[A run of records]
## START

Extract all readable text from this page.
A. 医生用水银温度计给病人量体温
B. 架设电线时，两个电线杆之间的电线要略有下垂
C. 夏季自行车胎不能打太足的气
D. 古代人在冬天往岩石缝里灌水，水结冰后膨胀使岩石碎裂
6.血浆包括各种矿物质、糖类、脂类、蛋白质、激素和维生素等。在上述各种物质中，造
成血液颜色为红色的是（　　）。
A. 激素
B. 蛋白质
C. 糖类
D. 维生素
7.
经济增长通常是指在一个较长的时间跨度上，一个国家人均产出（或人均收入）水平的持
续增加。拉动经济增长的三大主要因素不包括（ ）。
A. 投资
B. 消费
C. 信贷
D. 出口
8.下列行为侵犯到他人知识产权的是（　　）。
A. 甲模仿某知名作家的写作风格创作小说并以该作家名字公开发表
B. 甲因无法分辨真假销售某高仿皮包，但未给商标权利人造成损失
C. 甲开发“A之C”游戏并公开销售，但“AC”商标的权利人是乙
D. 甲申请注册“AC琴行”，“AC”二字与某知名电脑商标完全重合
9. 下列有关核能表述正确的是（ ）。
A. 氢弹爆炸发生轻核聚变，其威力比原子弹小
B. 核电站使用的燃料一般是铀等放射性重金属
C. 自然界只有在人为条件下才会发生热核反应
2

## END

WHAT IS BEING ASKED. Repeat the listing in full, keeping every line exactly as it is.

WRITTEN RESPONSE.
Extract all readable text from this page.
A. 医生用水银温度计给病人量体温
B. 架设电线时，两个电线杆之间的电线要略有下垂
C. 夏季自行车胎不能打太足的气
D. 古代人在冬天往岩石缝里灌水，水结冰后膨胀使岩石碎裂
6.血浆包括各种矿物质、糖类、脂类、蛋白质、激素和维生素等。在上述各种物质中，造
成血液颜色为红色的是（　　）。
A. 激素
B. 蛋白质
C. 糖类
D. 维生素
7.
经济增长通常是指在一个较长的时间跨度上，一个国家人均产出（或人均收入）水平的持
续增加。拉动经济增长的三大主要因素不包括（ ）。
A. 投资
B. 消费
C. 信贷
D. 出口
8.下列行为侵犯到他人知识产权的是（　　）。
A. 甲模仿某知名作家的写作风格创作小说并以该作家名字公开发表
B. 甲因无法分辨真假销售某高仿皮包，但未给商标权利人造成损失
C. 甲开发“A之C”游戏并公开销售，但“AC”商标的权利人是乙
D. 甲申请注册“AC琴行”，“AC”二字与某知名电脑商标完全重合
9. 下列有关核能表述正确的是（ ）。
A. 氢弹爆炸发生轻核聚变，其威力比原子弹小
B. 核电站使用的燃料一般是铀等放射性重金属
C. 自然界只有在人为条件下才会发生热核反应
2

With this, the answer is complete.